▶ _Material shown_
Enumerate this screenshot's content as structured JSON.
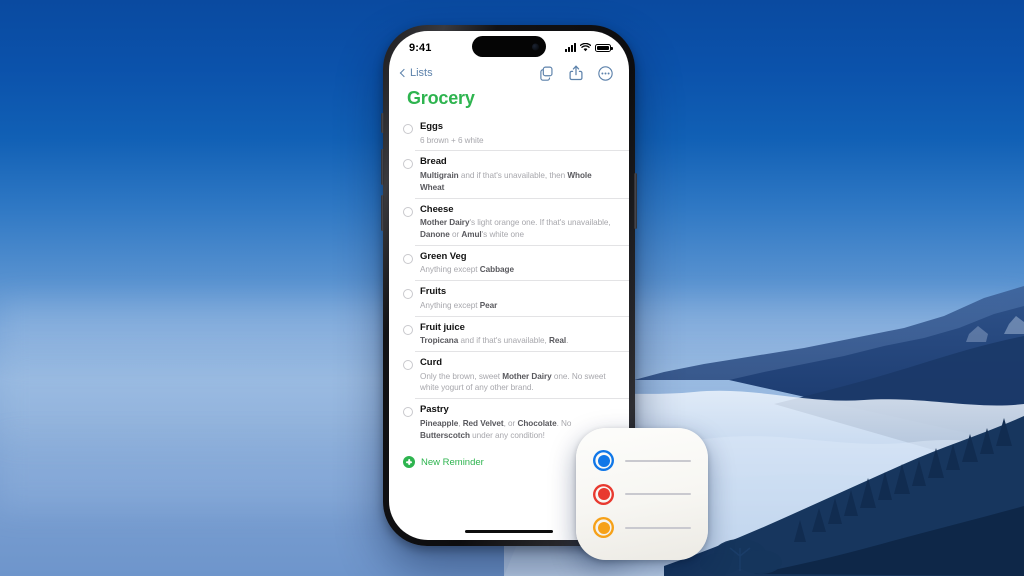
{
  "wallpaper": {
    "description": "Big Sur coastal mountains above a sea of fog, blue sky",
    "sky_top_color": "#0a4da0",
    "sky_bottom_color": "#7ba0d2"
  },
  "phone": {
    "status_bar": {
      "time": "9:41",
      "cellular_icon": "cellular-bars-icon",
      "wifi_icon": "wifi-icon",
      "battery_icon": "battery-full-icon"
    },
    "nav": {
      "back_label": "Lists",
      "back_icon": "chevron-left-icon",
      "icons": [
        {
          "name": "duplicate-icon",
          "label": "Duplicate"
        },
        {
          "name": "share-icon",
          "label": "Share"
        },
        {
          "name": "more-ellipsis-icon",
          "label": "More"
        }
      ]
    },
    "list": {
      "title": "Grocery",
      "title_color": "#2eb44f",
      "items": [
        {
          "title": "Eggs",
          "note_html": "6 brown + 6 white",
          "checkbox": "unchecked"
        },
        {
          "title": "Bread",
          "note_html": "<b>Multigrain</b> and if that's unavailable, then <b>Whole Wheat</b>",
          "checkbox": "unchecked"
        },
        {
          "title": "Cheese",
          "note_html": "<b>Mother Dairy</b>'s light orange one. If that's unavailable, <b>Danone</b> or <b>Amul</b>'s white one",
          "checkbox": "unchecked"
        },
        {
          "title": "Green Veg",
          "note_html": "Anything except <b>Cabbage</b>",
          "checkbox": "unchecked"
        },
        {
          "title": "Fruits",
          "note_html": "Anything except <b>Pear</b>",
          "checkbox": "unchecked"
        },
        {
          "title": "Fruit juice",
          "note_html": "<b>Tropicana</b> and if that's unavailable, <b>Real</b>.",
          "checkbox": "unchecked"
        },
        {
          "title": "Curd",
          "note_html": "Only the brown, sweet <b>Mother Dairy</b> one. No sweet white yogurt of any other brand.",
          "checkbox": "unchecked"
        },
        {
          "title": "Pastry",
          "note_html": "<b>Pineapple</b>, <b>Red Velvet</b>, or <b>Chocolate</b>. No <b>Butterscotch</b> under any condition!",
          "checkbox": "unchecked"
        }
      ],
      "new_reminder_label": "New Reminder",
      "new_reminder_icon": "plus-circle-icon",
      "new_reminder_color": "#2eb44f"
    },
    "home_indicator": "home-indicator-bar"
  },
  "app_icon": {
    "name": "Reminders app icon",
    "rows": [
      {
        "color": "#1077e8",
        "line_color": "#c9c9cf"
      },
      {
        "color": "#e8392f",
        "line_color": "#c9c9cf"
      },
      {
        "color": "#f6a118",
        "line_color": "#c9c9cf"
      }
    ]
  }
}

▶ _Written task_
All records should be output exactly, with the pictures left out.

▶ _Worked solution_
Enumerate this screenshot's content as structured JSON.
{
  "wallpaper": {
    "description": "Big Sur coastal mountains above a sea of fog, blue sky",
    "sky_top_color": "#0a4da0",
    "sky_bottom_color": "#7ba0d2"
  },
  "phone": {
    "status_bar": {
      "time": "9:41",
      "cellular_icon": "cellular-bars-icon",
      "wifi_icon": "wifi-icon",
      "battery_icon": "battery-full-icon"
    },
    "nav": {
      "back_label": "Lists",
      "back_icon": "chevron-left-icon",
      "icons": [
        {
          "name": "duplicate-icon",
          "label": "Duplicate"
        },
        {
          "name": "share-icon",
          "label": "Share"
        },
        {
          "name": "more-ellipsis-icon",
          "label": "More"
        }
      ]
    },
    "list": {
      "title": "Grocery",
      "title_color": "#2eb44f",
      "items": [
        {
          "title": "Eggs",
          "note_html": "6 brown + 6 white",
          "checkbox": "unchecked"
        },
        {
          "title": "Bread",
          "note_html": "<b>Multigrain</b> and if that's unavailable, then <b>Whole Wheat</b>",
          "checkbox": "unchecked"
        },
        {
          "title": "Cheese",
          "note_html": "<b>Mother Dairy</b>'s light orange one. If that's unavailable, <b>Danone</b> or <b>Amul</b>'s white one",
          "checkbox": "unchecked"
        },
        {
          "title": "Green Veg",
          "note_html": "Anything except <b>Cabbage</b>",
          "checkbox": "unchecked"
        },
        {
          "title": "Fruits",
          "note_html": "Anything except <b>Pear</b>",
          "checkbox": "unchecked"
        },
        {
          "title": "Fruit juice",
          "note_html": "<b>Tropicana</b> and if that's unavailable, <b>Real</b>.",
          "checkbox": "unchecked"
        },
        {
          "title": "Curd",
          "note_html": "Only the brown, sweet <b>Mother Dairy</b> one. No sweet white yogurt of any other brand.",
          "checkbox": "unchecked"
        },
        {
          "title": "Pastry",
          "note_html": "<b>Pineapple</b>, <b>Red Velvet</b>, or <b>Chocolate</b>. No <b>Butterscotch</b> under any condition!",
          "checkbox": "unchecked"
        }
      ],
      "new_reminder_label": "New Reminder",
      "new_reminder_icon": "plus-circle-icon",
      "new_reminder_color": "#2eb44f"
    },
    "home_indicator": "home-indicator-bar"
  },
  "app_icon": {
    "name": "Reminders app icon",
    "rows": [
      {
        "color": "#1077e8",
        "line_color": "#c9c9cf"
      },
      {
        "color": "#e8392f",
        "line_color": "#c9c9cf"
      },
      {
        "color": "#f6a118",
        "line_color": "#c9c9cf"
      }
    ]
  }
}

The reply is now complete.